(Saved entries)

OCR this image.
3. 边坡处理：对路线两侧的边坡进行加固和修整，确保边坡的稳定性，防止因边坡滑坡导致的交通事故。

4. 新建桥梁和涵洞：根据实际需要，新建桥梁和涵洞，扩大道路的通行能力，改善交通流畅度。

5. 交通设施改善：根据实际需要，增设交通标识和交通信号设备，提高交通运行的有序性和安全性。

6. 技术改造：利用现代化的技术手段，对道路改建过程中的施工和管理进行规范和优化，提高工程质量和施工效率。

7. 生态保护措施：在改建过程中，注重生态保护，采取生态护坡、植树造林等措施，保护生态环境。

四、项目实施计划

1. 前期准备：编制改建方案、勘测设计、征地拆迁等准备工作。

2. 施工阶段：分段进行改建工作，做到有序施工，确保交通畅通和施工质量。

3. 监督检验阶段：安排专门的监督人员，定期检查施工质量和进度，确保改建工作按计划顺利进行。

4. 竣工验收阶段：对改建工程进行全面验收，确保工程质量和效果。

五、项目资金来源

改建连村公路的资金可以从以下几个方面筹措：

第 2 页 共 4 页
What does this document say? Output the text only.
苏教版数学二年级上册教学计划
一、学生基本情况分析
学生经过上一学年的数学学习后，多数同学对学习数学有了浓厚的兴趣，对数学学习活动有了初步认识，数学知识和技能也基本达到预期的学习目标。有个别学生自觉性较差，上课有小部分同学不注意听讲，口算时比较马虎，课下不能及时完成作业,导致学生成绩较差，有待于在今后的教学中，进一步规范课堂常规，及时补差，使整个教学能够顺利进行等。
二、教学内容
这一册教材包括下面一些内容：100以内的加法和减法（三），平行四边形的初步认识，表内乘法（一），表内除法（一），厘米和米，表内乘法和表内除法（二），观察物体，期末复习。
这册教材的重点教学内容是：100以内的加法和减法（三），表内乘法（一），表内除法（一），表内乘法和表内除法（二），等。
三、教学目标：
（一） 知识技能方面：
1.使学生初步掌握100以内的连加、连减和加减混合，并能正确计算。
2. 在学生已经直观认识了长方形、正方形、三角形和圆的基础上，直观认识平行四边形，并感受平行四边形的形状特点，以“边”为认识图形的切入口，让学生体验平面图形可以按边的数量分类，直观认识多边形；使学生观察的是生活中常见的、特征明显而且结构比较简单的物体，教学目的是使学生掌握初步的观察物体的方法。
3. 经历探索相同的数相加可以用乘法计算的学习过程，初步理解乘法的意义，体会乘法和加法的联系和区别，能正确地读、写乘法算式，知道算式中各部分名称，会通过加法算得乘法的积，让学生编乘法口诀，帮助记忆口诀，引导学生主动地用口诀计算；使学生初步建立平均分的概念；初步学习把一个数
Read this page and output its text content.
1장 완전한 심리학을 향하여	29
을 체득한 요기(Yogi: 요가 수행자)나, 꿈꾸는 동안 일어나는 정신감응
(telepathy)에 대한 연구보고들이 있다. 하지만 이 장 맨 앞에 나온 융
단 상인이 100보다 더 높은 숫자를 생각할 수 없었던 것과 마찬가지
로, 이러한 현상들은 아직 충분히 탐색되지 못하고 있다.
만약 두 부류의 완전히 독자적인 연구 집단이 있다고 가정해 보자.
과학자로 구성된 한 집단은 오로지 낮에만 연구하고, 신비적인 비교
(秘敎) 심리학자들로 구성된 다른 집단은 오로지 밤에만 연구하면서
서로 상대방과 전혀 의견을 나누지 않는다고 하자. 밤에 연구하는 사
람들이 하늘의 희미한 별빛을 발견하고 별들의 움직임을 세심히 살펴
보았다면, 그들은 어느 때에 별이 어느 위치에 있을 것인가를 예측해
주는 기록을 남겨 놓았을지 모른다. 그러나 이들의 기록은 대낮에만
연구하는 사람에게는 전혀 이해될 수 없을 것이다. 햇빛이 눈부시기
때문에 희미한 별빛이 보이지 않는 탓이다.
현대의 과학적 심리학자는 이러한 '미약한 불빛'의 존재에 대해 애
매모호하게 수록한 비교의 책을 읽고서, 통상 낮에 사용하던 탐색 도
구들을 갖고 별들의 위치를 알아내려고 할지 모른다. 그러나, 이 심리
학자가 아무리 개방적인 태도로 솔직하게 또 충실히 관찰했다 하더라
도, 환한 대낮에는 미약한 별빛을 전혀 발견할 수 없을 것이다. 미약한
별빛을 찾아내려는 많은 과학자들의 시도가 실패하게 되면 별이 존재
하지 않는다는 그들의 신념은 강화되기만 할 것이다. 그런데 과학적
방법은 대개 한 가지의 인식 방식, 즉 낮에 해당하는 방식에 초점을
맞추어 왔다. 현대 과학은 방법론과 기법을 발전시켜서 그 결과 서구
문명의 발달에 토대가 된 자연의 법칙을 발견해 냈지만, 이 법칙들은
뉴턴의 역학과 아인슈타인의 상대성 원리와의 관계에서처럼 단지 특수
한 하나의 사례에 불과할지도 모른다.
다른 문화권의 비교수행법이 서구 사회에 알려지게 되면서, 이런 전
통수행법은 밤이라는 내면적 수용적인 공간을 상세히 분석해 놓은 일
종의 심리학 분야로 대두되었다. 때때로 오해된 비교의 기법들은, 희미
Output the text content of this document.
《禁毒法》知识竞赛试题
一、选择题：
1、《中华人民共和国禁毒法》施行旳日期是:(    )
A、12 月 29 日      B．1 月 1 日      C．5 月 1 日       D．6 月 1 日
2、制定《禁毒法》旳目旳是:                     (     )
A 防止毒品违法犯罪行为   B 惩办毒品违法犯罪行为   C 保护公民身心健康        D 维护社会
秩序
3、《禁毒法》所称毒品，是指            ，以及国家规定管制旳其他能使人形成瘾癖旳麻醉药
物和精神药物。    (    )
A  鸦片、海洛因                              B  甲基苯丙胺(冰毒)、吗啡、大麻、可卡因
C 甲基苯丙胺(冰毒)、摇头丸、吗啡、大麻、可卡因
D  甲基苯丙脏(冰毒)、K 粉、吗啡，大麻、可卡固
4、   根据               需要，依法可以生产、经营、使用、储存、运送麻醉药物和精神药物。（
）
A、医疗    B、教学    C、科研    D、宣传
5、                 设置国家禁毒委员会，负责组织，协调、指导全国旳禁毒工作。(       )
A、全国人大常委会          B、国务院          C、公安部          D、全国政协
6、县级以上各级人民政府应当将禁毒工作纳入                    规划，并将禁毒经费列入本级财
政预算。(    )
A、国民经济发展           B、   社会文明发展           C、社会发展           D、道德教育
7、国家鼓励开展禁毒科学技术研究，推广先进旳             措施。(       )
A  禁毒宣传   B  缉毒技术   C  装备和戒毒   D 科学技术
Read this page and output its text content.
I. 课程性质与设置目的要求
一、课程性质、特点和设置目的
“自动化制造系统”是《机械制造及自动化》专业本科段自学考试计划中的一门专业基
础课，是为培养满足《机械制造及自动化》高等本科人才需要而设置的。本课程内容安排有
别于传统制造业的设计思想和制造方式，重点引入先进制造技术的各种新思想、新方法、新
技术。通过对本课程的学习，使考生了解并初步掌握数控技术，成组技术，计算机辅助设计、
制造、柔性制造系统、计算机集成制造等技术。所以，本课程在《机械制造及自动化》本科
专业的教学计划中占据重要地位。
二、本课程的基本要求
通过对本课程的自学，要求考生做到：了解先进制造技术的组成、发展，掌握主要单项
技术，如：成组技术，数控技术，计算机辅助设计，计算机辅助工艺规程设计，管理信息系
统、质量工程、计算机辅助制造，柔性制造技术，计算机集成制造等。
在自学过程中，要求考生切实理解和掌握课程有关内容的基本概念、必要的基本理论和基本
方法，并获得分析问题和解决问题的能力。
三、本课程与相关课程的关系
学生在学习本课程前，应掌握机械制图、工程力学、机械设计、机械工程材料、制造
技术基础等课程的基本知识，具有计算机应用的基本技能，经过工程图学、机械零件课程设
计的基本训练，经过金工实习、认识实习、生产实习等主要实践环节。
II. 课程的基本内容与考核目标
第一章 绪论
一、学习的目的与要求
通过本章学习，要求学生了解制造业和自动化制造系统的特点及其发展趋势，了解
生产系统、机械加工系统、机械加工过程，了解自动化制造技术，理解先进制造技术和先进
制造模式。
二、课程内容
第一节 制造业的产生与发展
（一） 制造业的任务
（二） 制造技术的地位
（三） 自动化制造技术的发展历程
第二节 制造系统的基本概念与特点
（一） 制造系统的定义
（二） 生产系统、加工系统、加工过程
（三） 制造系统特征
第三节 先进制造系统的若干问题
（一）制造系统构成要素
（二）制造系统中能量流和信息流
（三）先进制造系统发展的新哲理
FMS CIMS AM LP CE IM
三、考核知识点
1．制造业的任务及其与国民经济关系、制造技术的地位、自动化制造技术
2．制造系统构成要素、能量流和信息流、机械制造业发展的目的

- _TO DO_
For each line of the entries that includes "document", show that line.

- _THE REPLY_
What does this document say? Output the text only.
Output the text content of this document.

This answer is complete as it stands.